Stated goal:
Repeat everything in the material exactly.

Items from a dataset

--------------------------------

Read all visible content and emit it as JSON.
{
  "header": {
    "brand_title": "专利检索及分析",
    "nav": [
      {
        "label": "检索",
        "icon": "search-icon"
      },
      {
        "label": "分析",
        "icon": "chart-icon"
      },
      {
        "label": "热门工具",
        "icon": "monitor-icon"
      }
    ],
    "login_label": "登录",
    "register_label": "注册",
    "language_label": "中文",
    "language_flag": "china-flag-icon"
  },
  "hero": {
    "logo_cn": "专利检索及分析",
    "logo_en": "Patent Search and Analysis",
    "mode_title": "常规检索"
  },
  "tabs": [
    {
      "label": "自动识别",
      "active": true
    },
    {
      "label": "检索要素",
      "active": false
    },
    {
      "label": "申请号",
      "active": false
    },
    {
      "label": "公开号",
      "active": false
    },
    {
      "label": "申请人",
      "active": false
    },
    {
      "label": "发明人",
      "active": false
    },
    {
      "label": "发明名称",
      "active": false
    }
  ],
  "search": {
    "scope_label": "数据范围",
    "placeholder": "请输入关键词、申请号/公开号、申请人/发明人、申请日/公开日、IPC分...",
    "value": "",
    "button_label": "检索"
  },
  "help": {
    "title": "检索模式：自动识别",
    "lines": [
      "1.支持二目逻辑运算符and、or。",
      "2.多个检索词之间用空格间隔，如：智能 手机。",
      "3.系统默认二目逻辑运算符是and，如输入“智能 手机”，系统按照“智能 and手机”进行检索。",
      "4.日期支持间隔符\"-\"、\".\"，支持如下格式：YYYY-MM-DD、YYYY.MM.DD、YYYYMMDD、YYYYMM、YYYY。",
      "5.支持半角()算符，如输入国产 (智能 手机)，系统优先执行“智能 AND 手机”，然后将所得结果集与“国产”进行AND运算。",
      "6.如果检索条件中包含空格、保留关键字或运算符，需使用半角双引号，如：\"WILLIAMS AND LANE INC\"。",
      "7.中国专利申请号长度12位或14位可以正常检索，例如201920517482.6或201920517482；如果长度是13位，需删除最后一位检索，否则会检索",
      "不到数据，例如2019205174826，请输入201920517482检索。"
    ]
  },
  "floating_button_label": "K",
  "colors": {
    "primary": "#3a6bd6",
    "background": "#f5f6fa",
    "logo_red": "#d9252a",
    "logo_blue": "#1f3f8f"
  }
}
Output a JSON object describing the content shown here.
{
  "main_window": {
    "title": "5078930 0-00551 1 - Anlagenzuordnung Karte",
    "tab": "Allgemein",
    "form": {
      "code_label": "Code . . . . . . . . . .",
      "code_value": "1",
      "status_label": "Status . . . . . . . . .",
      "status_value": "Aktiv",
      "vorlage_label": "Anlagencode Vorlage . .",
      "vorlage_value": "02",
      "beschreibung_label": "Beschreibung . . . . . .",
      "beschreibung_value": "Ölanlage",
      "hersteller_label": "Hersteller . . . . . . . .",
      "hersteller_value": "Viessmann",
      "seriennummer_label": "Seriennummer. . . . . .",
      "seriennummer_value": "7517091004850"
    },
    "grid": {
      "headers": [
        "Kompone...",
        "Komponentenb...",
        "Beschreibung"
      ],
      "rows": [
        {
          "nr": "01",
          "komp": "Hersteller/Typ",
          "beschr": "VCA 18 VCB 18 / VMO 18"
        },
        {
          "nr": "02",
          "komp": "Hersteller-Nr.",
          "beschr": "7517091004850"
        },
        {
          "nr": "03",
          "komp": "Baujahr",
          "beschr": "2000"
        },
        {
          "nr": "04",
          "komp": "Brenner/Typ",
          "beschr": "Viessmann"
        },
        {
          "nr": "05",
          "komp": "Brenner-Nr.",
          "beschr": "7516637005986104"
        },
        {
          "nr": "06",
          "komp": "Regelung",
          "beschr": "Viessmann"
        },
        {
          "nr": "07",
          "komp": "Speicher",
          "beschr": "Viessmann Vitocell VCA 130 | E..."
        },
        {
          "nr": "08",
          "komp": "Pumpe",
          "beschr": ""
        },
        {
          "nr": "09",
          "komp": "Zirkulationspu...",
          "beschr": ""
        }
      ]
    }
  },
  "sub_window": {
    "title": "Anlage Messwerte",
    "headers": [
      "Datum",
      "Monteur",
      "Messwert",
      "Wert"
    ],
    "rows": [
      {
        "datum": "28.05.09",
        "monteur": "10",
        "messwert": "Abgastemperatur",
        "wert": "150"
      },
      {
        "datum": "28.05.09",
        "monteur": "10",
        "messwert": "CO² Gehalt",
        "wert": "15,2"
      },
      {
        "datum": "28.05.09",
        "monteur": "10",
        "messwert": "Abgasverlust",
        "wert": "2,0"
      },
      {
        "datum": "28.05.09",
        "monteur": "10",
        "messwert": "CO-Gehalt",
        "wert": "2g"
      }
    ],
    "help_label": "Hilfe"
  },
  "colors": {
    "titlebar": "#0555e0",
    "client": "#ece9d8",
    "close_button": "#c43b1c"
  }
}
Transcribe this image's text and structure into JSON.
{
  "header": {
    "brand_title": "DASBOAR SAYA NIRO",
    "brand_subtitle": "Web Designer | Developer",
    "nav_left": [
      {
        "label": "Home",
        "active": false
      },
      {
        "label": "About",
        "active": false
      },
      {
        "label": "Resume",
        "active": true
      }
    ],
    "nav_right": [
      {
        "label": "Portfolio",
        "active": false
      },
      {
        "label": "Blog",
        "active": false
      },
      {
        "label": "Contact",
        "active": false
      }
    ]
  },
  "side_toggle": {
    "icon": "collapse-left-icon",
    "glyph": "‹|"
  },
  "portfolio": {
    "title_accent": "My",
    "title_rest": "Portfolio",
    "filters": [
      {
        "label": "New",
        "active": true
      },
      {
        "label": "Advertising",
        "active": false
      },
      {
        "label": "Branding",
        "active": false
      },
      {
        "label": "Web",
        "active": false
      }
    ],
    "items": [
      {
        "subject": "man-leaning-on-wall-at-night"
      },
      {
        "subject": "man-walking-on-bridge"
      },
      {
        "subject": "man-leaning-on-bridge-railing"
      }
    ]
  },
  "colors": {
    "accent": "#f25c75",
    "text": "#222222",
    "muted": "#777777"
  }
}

--------------------------------

Worked answer:
Read all visible content and emit it as JSON.
{
  "header": {
    "brand_title": "专利检索及分析",
    "nav": [
      {
        "label": "检索",
        "icon": "search-icon"
      },
      {
        "label": "分析",
        "icon": "chart-icon"
      },
      {
        "label": "热门工具",
        "icon": "monitor-icon"
      }
    ],
    "login_label": "登录",
    "register_label": "注册",
    "language_label": "中文",
    "language_flag": "china-flag-icon"
  },
  "hero": {
    "logo_cn": "专利检索及分析",
    "logo_en": "Patent Search and Analysis",
    "mode_title": "常规检索"
  },
  "tabs": [
    {
      "label": "自动识别",
      "active": true
    },
    {
      "label": "检索要素",
      "active": false
    },
    {
      "label": "申请号",
      "active": false
    },
    {
      "label": "公开号",
      "active": false
    },
    {
      "label": "申请人",
      "active": false
    },
    {
      "label": "发明人",
      "active": false
    },
    {
      "label": "发明名称",
      "active": false
    }
  ],
  "search": {
    "scope_label": "数据范围",
    "placeholder": "请输入关键词、申请号/公开号、申请人/发明人、申请日/公开日、IPC分...",
    "value": "",
    "button_label": "检索"
  },
  "help": {
    "title": "检索模式：自动识别",
    "lines": [
      "1.支持二目逻辑运算符and、or。",
      "2.多个检索词之间用空格间隔，如：智能 手机。",
      "3.系统默认二目逻辑运算符是and，如输入“智能 手机”，系统按照“智能 and手机”进行检索。",
      "4.日期支持间隔符\"-\"、\".\"，支持如下格式：YYYY-MM-DD、YYYY.MM.DD、YYYYMMDD、YYYYMM、YYYY。",
      "5.支持半角()算符，如输入国产 (智能 手机)，系统优先执行“智能 AND 手机”，然后将所得结果集与“国产”进行AND运算。",
      "6.如果检索条件中包含空格、保留关键字或运算符，需使用半角双引号，如：\"WILLIAMS AND LANE INC\"。",
      "7.中国专利申请号长度12位或14位可以正常检索，例如201920517482.6或201920517482；如果长度是13位，需删除最后一位检索，否则会检索",
      "不到数据，例如2019205174826，请输入201920517482检索。"
    ]
  },
  "floating_button_label": "K",
  "colors": {
    "primary": "#3a6bd6",
    "background": "#f5f6fa",
    "logo_red": "#d9252a",
    "logo_blue": "#1f3f8f"
  }
}
Output a JSON object describing the content shown here.
{
  "main_window": {
    "title": "5078930 0-00551 1 - Anlagenzuordnung Karte",
    "tab": "Allgemein",
    "form": {
      "code_label": "Code . . . . . . . . . .",
      "code_value": "1",
      "status_label": "Status . . . . . . . . .",
      "status_value": "Aktiv",
      "vorlage_label": "Anlagencode Vorlage . .",
      "vorlage_value": "02",
      "beschreibung_label": "Beschreibung . . . . . .",
      "beschreibung_value": "Ölanlage",
      "hersteller_label": "Hersteller . . . . . . . .",
      "hersteller_value": "Viessmann",
      "seriennummer_label": "Seriennummer. . . . . .",
      "seriennummer_value": "7517091004850"
    },
    "grid": {
      "headers": [
        "Kompone...",
        "Komponentenb...",
        "Beschreibung"
      ],
      "rows": [
        {
          "nr": "01",
          "komp": "Hersteller/Typ",
          "beschr": "VCA 18 VCB 18 / VMO 18"
        },
        {
          "nr": "02",
          "komp": "Hersteller-Nr.",
          "beschr": "7517091004850"
        },
        {
          "nr": "03",
          "komp": "Baujahr",
          "beschr": "2000"
        },
        {
          "nr": "04",
          "komp": "Brenner/Typ",
          "beschr": "Viessmann"
        },
        {
          "nr": "05",
          "komp": "Brenner-Nr.",
          "beschr": "7516637005986104"
        },
        {
          "nr": "06",
          "komp": "Regelung",
          "beschr": "Viessmann"
        },
        {
          "nr": "07",
          "komp": "Speicher",
          "beschr": "Viessmann Vitocell VCA 130 | E..."
        },
        {
          "nr": "08",
          "komp": "Pumpe",
          "beschr": ""
        },
        {
          "nr": "09",
          "komp": "Zirkulationspu...",
          "beschr": ""
        }
      ]
    }
  },
  "sub_window": {
    "title": "Anlage Messwerte",
    "headers": [
      "Datum",
      "Monteur",
      "Messwert",
      "Wert"
    ],
    "rows": [
      {
        "datum": "28.05.09",
        "monteur": "10",
        "messwert": "Abgastemperatur",
        "wert": "150"
      },
      {
        "datum": "28.05.09",
        "monteur": "10",
        "messwert": "CO² Gehalt",
        "wert": "15,2"
      },
      {
        "datum": "28.05.09",
        "monteur": "10",
        "messwert": "Abgasverlust",
        "wert": "2,0"
      },
      {
        "datum": "28.05.09",
        "monteur": "10",
        "messwert": "CO-Gehalt",
        "wert": "2g"
      }
    ],
    "help_label": "Hilfe"
  },
  "colors": {
    "titlebar": "#0555e0",
    "client": "#ece9d8",
    "close_button": "#c43b1c"
  }
}
Transcribe this image's text and structure into JSON.
{
  "header": {
    "brand_title": "DASBOAR SAYA NIRO",
    "brand_subtitle": "Web Designer | Developer",
    "nav_left": [
      {
        "label": "Home",
        "active": false
      },
      {
        "label": "About",
        "active": false
      },
      {
        "label": "Resume",
        "active": true
      }
    ],
    "nav_right": [
      {
        "label": "Portfolio",
        "active": false
      },
      {
        "label": "Blog",
        "active": false
      },
      {
        "label": "Contact",
        "active": false
      }
    ]
  },
  "side_toggle": {
    "icon": "collapse-left-icon",
    "glyph": "‹|"
  },
  "portfolio": {
    "title_accent": "My",
    "title_rest": "Portfolio",
    "filters": [
      {
        "label": "New",
        "active": true
      },
      {
        "label": "Advertising",
        "active": false
      },
      {
        "label": "Branding",
        "active": false
      },
      {
        "label": "Web",
        "active": false
      }
    ],
    "items": [
      {
        "subject": "man-leaning-on-wall-at-night"
      },
      {
        "subject": "man-walking-on-bridge"
      },
      {
        "subject": "man-leaning-on-bridge-railing"
      }
    ]
  },
  "colors": {
    "accent": "#f25c75",
    "text": "#222222",
    "muted": "#777777"
  }
}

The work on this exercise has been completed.